— To do —
Reproduce the records line for line, beginning at the very first line and ending with the line that contains "561, 672, 781]".

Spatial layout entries
^^^^

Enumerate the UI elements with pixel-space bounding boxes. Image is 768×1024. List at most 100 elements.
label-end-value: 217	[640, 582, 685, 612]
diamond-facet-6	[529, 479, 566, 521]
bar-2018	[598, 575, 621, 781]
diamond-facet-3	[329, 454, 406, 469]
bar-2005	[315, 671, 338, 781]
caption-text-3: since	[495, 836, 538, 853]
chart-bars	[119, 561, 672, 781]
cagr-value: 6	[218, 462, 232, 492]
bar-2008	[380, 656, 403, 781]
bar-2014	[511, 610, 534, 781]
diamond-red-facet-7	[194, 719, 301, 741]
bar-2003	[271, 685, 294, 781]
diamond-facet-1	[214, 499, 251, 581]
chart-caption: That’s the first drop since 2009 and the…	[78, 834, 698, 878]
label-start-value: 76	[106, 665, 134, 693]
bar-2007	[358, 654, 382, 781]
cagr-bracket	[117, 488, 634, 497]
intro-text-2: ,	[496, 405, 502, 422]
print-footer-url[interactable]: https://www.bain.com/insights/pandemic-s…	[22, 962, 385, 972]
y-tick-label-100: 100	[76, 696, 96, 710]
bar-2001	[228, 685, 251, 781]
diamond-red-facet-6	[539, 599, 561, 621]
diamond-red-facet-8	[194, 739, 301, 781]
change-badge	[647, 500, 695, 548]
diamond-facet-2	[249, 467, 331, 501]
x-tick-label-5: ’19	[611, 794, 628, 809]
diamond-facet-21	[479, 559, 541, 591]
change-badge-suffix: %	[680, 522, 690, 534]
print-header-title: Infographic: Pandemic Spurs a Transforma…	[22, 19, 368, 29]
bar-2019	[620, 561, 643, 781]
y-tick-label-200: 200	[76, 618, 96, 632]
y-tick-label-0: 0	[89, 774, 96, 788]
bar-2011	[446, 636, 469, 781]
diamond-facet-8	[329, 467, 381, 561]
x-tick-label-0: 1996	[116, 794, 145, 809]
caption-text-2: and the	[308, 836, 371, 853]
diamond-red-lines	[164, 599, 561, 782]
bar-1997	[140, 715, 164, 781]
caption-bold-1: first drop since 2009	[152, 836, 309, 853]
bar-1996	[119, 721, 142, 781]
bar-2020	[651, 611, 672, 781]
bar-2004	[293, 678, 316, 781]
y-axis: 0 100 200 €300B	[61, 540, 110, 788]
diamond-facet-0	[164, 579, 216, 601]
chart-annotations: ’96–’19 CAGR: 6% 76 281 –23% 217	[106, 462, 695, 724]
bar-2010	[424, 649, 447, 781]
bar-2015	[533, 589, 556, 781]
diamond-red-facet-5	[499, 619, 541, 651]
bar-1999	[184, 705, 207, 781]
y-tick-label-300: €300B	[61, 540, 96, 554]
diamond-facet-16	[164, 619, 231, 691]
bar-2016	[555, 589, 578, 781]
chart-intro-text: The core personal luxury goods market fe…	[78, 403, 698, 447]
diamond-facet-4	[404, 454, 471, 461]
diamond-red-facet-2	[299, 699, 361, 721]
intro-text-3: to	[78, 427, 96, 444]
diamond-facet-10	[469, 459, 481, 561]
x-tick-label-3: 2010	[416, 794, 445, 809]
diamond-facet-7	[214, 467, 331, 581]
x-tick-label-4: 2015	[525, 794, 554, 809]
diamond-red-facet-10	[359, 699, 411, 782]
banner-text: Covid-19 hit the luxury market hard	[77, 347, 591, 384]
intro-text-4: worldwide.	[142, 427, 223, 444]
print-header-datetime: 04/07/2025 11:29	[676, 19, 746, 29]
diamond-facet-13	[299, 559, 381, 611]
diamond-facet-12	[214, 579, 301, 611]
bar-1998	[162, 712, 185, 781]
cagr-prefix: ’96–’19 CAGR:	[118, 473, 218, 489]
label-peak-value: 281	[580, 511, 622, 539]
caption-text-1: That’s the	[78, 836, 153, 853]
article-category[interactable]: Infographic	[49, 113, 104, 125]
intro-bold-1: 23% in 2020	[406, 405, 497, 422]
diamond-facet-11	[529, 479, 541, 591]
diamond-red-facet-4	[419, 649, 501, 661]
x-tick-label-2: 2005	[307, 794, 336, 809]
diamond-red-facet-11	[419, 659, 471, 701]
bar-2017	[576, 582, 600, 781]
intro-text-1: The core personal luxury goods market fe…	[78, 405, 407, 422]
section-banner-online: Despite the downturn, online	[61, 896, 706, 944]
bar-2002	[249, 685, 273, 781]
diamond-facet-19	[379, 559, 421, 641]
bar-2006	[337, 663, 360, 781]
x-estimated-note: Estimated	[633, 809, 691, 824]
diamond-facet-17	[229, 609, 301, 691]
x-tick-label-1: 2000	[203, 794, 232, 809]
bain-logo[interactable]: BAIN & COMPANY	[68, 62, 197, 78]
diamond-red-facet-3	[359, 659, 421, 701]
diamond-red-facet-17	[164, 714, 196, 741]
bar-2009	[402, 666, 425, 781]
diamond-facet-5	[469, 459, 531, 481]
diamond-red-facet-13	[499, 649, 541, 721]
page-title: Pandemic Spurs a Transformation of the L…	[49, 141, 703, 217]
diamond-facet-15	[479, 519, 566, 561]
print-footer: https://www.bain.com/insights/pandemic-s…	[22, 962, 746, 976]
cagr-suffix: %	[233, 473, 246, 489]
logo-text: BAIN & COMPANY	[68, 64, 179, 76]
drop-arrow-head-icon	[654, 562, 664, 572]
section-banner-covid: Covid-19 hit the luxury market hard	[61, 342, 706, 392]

^^^^

— Answer in full —
Enumerate the UI elements with pixel-space bounding boxes. Image is 768×1024. List at most 100 elements.
label-end-value: 217	[640, 582, 685, 612]
diamond-facet-6	[529, 479, 566, 521]
bar-2018	[598, 575, 621, 781]
diamond-facet-3	[329, 454, 406, 469]
bar-2005	[315, 671, 338, 781]
caption-text-3: since	[495, 836, 538, 853]
chart-bars	[119, 561, 672, 781]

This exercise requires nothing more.